▶ [TEXT FOR ANALYSIS]:
[Start of Attachment]

But here's an important thing they did NOT prove in the documentary: that anyone actually has tampered with an election by hacking the machines.

From what I understand, Diebold's argument is that while people have been able to show vulnerabilities in the system in test conditions, they would be very difficult to exploit in practice. On the cards, for example, someone would need to get a card, get it to a computer with a card reader to reprogram it, then surreptisiously put it into a machine - all during the hubbub of an election. Maybe an insider could get away with it, but the documentary never showed whether there are internal checks and chains of custody that would make that possible.

Did they ever explain the negative votes thing? Seems like they made a lot of ominous fuss over it, but never gave an answer as to whether it was a deliberate attempt to fudge an election or some sort of weird software flaw. (Self editing - I'm not saying if it's a software flaw it's ok, but it's definitely not as bad as a conspiracy)

They also never pursued the issue of discrepancies between the original print-outs of vote tallies and the summary reports they received a few weeks later. Was there some innocent explanation that they decided not to include? Was there any indication that the certified results were not what was used in the election?

-----------

I guess my point is that the documentary showed sloppiness on the part of some election officials, that they give too much faith to the voting machines, and that Diebold has not been open and honest in discussing security issues.

It did not show that the systems have been used to actually rig an election, and it seems like proper practices by election officials could do a great deal to ensure that they aren't used to do so.

__________________
A little silliness now and then is cherished by the wisest men. -- Willy Wonka

ratbastid

That's their defense, but IMO it's a crock.

What "ideas" are we talking about here? Take input and save it? A first-week CS student can do that. It's recently been revealed that they're not even using encryption on the memory cards.

They're refusing to show their source not because of trade secrets but because they're embarrassed at the security swiss cheese they've deployed. And, if you're conspiracy-minded, because they want to keep the backdoors secret so they can continue guaranteeing elections for the candidate of their choice.

balderdash111

Well, as someone who works a great deal with lawyers at software companies, I have to tell you that keeping the code secret is a paramount concern for all of them, even if the code itself is not all that complicated. It's a reflex. I am sure there is more to the code than taking input and saving it, but I don't know how much more, and that is no doubt what Diebold doesn't want to show to competitors.

I suspect that one of Diebold's motives is security - they don't want to open up the code to allow people to figure out how to hack it. Security through obscurity, as I mentioned above.

If you think about it, they have a number of pressures:

1) The sales guys know that nobody will buy a system that the engineers will say is hackable. They need to sell a product, so they say it is secure.

2) Engineers know that there must be holes they didn't think of, and they know that releasing it to the public will allow the bad guys to find the holes. So, they keep the code secret.

3) Lawyers don't want to reveal trade secrets and propietary methods to the public, so they can preserve their ability to sue if someone rips off their ideas. So, they keep the code secret, too.

4) Auditing firms (like engineers) know that there must be security holes in the systems, and that they will never be able to identify all of them. So, they refuse to certify systems as secure for fear of taking on liability when/if a flaw is disclosed.

Ultimately, what is needed is an open source software system, created by engineers, computer scientists, election officials and security experts. It will take a while, they will need to be paid, and they will need to be public about what they are doing and open the system up to public review, but ultimately I think it could work.

__________________
A little silliness now and then is cherished by the wisest men. -- Willy Wonka

Xell101

The thing is that the security is woefully inadequate for something as serious as voting.

[End of Attachment]

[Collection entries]
[Start of Attachment]

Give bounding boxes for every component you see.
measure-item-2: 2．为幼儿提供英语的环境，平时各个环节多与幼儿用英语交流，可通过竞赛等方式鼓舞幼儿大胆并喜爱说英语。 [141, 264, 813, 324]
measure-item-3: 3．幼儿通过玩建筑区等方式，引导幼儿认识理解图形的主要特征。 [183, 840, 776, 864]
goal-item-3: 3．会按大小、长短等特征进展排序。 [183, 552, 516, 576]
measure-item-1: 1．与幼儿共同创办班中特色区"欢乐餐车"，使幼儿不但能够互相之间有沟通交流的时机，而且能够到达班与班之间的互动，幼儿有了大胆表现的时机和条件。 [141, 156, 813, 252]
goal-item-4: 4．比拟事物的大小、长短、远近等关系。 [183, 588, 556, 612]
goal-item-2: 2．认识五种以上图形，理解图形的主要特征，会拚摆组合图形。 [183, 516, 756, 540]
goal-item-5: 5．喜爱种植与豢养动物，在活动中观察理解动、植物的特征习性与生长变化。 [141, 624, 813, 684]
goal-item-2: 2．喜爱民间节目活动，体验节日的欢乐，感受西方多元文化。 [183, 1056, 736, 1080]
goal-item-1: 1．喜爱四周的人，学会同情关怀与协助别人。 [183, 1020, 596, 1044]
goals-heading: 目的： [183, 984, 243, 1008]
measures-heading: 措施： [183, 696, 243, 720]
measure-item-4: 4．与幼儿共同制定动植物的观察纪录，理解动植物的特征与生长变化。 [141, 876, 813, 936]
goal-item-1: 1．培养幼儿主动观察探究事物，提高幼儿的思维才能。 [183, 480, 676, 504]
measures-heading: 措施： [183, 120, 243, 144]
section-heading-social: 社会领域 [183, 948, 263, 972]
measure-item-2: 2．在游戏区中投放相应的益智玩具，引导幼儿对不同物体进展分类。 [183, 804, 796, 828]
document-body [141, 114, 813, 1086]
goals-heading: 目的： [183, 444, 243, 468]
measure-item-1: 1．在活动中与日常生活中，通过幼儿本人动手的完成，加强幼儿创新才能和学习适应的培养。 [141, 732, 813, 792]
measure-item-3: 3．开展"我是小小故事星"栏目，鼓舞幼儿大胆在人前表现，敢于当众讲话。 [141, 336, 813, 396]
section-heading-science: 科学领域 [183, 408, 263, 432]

[End of Attachment]

▶ [YOUR OBJECTIVE]: Reproduce a passage of the voting-machine forum thread word for word, beginning at "From what I" and stopping after "as a conspiracy)".

▶ [EXERCISE SOLUTION]:
From what I understand, Diebold's argument is that while people have been able to show vulnerabilities in the system in test conditions, they would be very difficult to exploit in practice. On the cards, for example, someone would need to get a card, get it to a computer with a card reader to reprogram it, then surreptisiously put it into a machine - all during the hubbub of an election. Maybe an insider could get away with it, but the documentary never showed whether there are internal checks and chains of custody that would make that possible.

Did they ever explain the negative votes thing? Seems like they made a lot of ominous fuss over it, but never gave an answer as to whether it was a deliberate attempt to fudge an election or some sort of weird software flaw. (Self editing - I'm not saying if it's a software flaw it's ok, but it's definitely not as bad as a conspiracy)